Stored data entries
"""

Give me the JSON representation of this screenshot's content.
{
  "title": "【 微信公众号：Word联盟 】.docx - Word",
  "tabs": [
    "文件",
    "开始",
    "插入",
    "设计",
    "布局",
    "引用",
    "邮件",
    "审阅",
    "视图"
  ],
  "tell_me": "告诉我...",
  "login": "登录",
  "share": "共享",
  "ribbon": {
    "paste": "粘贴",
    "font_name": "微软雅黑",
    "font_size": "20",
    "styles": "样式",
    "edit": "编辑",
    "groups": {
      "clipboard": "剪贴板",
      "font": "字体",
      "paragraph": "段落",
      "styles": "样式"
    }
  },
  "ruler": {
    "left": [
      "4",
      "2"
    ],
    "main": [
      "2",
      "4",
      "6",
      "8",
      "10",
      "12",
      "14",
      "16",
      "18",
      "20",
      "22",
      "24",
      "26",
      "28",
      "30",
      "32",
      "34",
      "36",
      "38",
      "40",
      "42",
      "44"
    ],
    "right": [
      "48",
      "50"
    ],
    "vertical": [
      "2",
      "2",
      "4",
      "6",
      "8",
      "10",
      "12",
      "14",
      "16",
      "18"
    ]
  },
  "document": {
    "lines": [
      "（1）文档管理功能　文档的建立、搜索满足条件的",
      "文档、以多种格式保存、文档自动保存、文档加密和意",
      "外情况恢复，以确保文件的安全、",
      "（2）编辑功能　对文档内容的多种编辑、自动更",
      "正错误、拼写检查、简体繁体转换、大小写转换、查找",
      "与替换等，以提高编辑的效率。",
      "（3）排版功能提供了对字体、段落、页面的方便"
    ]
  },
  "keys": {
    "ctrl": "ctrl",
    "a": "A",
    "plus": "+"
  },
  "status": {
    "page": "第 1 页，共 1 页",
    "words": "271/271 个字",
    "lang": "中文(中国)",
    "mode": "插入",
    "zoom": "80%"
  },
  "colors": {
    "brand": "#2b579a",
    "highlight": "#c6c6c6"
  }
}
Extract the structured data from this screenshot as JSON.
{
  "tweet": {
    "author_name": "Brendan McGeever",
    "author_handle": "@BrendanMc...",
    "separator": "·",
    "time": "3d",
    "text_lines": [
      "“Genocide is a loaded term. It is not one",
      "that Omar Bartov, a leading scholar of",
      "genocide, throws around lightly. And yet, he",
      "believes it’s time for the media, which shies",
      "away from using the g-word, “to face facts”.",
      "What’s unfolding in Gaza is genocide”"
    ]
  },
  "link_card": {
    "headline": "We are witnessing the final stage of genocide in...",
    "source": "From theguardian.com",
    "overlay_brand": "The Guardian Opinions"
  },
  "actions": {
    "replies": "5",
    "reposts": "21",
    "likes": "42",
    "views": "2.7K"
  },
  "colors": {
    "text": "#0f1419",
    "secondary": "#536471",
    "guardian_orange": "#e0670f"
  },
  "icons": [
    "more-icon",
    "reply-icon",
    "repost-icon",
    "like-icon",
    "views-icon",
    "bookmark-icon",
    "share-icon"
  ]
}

"""

* **Exercise prompt**
Transcribe the material above in its entirety. Match it exactly.

* **The completed task**
Give me the JSON representation of this screenshot's content.
{
  "title": "【 微信公众号：Word联盟 】.docx - Word",
  "tabs": [
    "文件",
    "开始",
    "插入",
    "设计",
    "布局",
    "引用",
    "邮件",
    "审阅",
    "视图"
  ],
  "tell_me": "告诉我...",
  "login": "登录",
  "share": "共享",
  "ribbon": {
    "paste": "粘贴",
    "font_name": "微软雅黑",
    "font_size": "20",
    "styles": "样式",
    "edit": "编辑",
    "groups": {
      "clipboard": "剪贴板",
      "font": "字体",
      "paragraph": "段落",
      "styles": "样式"
    }
  },
  "ruler": {
    "left": [
      "4",
      "2"
    ],
    "main": [
      "2",
      "4",
      "6",
      "8",
      "10",
      "12",
      "14",
      "16",
      "18",
      "20",
      "22",
      "24",
      "26",
      "28",
      "30",
      "32",
      "34",
      "36",
      "38",
      "40",
      "42",
      "44"
    ],
    "right": [
      "48",
      "50"
    ],
    "vertical": [
      "2",
      "2",
      "4",
      "6",
      "8",
      "10",
      "12",
      "14",
      "16",
      "18"
    ]
  },
  "document": {
    "lines": [
      "（1）文档管理功能　文档的建立、搜索满足条件的",
      "文档、以多种格式保存、文档自动保存、文档加密和意",
      "外情况恢复，以确保文件的安全、",
      "（2）编辑功能　对文档内容的多种编辑、自动更",
      "正错误、拼写检查、简体繁体转换、大小写转换、查找",
      "与替换等，以提高编辑的效率。",
      "（3）排版功能提供了对字体、段落、页面的方便"
    ]
  },
  "keys": {
    "ctrl": "ctrl",
    "a": "A",
    "plus": "+"
  },
  "status": {
    "page": "第 1 页，共 1 页",
    "words": "271/271 个字",
    "lang": "中文(中国)",
    "mode": "插入",
    "zoom": "80%"
  },
  "colors": {
    "brand": "#2b579a",
    "highlight": "#c6c6c6"
  }
}
Extract the structured data from this screenshot as JSON.
{
  "tweet": {
    "author_name": "Brendan McGeever",
    "author_handle": "@BrendanMc...",
    "separator": "·",
    "time": "3d",
    "text_lines": [
      "“Genocide is a loaded term. It is not one",
      "that Omar Bartov, a leading scholar of",
      "genocide, throws around lightly. And yet, he",
      "believes it’s time for the media, which shies",
      "away from using the g-word, “to face facts”.",
      "What’s unfolding in Gaza is genocide”"
    ]
  },
  "link_card": {
    "headline": "We are witnessing the final stage of genocide in...",
    "source": "From theguardian.com",
    "overlay_brand": "The Guardian Opinions"
  },
  "actions": {
    "replies": "5",
    "reposts": "21",
    "likes": "42",
    "views": "2.7K"
  },
  "colors": {
    "text": "#0f1419",
    "secondary": "#536471",
    "guardian_orange": "#e0670f"
  },
  "icons": [
    "more-icon",
    "reply-icon",
    "repost-icon",
    "like-icon",
    "views-icon",
    "bookmark-icon",
    "share-icon"
  ]
}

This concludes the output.